PROBLEM DETAILS: Find all lines in the listing that include the word "Ocean", then copy them.
----------
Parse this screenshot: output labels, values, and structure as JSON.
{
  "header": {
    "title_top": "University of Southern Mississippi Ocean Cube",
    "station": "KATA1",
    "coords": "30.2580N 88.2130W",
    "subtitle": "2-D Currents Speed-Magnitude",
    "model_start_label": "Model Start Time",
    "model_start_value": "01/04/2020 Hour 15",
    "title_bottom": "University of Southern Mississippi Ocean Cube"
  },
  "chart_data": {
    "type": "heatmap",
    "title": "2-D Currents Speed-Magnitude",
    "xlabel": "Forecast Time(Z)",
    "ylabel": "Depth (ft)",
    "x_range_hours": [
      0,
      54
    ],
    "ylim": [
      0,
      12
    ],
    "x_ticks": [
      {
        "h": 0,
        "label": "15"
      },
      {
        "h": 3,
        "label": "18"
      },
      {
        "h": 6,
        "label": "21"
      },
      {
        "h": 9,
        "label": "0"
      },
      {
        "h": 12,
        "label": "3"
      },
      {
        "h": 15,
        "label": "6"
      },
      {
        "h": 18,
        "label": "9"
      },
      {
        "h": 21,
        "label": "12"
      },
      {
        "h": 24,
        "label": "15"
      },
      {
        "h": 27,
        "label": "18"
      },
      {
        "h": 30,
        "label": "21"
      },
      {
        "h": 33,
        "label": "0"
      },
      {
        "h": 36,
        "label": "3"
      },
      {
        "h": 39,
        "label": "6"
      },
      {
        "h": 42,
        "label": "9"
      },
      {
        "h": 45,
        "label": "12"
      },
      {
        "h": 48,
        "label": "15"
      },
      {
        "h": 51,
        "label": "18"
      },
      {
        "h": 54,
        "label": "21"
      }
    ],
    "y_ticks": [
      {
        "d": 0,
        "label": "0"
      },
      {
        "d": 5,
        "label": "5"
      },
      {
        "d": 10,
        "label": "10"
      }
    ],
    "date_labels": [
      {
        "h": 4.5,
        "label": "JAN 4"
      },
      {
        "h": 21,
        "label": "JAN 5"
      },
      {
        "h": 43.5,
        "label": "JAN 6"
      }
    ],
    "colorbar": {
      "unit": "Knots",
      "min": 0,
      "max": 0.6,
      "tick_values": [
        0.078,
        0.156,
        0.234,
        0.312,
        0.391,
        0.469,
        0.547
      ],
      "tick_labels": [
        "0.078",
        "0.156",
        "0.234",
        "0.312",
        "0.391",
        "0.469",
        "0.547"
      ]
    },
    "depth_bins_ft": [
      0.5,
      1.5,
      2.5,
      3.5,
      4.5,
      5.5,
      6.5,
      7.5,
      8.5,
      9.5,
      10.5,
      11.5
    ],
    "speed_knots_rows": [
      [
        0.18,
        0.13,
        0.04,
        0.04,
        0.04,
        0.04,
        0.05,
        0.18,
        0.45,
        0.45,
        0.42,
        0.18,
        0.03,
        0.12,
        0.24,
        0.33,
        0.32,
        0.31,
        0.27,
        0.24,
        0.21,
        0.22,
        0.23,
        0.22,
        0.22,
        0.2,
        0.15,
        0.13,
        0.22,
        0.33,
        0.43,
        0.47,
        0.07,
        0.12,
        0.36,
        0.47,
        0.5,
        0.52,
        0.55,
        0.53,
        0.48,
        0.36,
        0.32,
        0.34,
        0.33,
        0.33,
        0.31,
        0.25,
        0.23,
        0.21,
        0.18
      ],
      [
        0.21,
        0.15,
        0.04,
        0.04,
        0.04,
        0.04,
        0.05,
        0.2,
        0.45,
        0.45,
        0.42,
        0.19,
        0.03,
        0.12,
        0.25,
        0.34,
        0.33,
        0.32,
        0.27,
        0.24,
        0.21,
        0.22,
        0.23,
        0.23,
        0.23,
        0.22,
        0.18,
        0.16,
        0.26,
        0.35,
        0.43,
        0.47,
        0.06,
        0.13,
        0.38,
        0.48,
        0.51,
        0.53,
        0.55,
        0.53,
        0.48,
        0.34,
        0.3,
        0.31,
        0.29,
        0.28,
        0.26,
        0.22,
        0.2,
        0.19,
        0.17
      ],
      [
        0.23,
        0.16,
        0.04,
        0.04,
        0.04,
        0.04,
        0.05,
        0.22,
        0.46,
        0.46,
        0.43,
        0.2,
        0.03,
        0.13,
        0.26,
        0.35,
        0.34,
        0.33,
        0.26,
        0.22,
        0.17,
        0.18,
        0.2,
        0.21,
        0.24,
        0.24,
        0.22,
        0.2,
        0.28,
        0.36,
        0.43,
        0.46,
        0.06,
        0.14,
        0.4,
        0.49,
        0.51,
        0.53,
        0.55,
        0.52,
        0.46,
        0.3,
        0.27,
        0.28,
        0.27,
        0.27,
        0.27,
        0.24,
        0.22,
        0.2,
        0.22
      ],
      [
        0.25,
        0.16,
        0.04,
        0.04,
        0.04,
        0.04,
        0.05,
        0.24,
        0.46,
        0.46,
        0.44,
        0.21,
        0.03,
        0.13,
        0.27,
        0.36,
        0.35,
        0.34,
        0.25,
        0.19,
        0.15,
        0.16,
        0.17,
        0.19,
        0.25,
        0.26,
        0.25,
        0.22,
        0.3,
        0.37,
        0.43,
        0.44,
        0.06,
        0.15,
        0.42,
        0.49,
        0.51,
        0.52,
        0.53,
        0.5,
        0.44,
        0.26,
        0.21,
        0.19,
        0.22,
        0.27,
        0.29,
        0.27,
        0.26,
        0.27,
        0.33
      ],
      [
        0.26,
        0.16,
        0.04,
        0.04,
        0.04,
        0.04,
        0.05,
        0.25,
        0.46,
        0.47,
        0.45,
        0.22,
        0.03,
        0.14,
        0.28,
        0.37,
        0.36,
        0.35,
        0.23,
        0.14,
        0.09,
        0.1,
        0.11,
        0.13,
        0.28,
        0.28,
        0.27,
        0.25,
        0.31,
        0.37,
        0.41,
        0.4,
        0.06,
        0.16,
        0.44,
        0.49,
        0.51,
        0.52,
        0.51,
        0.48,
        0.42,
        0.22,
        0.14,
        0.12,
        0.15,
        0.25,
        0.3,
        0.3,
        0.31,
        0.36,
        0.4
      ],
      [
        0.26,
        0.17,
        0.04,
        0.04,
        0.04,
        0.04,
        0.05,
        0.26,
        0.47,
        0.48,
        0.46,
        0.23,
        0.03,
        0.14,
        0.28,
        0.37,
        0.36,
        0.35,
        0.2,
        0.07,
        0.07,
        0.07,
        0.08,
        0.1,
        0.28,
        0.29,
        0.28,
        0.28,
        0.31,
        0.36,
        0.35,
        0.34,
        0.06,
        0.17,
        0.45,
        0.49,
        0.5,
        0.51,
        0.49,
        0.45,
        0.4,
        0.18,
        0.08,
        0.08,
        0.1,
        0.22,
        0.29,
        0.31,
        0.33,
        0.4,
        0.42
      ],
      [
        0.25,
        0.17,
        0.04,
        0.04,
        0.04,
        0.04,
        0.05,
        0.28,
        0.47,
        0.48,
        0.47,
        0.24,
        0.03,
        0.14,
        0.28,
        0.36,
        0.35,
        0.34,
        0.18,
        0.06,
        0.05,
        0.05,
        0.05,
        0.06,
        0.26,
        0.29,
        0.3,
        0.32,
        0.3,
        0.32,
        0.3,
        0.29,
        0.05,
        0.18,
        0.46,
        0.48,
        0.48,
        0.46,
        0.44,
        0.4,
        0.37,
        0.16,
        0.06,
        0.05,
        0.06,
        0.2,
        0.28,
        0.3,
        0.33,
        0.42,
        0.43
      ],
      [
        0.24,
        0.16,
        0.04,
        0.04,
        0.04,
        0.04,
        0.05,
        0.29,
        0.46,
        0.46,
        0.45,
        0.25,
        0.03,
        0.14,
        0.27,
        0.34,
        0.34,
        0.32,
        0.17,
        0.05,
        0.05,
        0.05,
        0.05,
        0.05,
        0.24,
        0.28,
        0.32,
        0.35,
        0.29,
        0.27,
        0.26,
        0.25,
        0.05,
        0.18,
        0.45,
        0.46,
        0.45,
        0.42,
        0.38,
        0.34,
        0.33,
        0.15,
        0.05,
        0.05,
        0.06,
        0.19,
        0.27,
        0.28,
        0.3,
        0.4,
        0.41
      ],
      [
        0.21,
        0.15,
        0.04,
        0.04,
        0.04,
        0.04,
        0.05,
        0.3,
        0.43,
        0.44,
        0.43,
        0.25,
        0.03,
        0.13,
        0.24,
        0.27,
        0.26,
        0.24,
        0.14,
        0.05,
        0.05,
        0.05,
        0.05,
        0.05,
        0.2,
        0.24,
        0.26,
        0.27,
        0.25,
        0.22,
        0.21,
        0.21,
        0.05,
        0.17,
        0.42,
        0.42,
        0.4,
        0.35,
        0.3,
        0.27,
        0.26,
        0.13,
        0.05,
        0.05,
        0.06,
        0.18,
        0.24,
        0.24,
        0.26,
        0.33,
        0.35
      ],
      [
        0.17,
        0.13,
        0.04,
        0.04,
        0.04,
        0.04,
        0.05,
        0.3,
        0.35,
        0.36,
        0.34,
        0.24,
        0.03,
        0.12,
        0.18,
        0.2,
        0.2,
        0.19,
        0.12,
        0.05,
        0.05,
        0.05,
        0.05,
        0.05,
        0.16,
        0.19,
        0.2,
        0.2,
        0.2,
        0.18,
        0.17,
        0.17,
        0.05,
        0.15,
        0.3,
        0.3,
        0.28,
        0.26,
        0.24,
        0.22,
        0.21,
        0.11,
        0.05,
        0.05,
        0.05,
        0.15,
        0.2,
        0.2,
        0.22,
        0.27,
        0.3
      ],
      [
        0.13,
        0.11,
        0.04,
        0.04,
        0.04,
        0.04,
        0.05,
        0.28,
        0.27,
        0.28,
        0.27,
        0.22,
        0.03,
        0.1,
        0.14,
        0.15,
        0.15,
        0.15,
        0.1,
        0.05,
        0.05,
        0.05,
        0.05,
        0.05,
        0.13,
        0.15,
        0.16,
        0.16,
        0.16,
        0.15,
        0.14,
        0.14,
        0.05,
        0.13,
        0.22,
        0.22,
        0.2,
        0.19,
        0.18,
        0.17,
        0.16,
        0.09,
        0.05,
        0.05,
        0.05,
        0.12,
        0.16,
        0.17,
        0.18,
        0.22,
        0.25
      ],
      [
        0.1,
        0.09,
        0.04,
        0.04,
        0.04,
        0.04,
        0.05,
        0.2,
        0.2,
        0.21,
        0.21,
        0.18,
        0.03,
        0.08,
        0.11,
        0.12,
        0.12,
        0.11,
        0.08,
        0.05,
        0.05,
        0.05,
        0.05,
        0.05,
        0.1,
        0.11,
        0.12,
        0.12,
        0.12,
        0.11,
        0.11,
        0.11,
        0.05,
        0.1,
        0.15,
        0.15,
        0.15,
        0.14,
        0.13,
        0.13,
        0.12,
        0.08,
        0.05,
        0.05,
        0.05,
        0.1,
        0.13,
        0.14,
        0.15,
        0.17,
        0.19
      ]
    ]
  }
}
----------
WRITTEN RESPONSE:
    "title_top": "University of Southern Mississippi Ocean Cube",
    "title_bottom": "University of Southern Mississippi Ocean Cube"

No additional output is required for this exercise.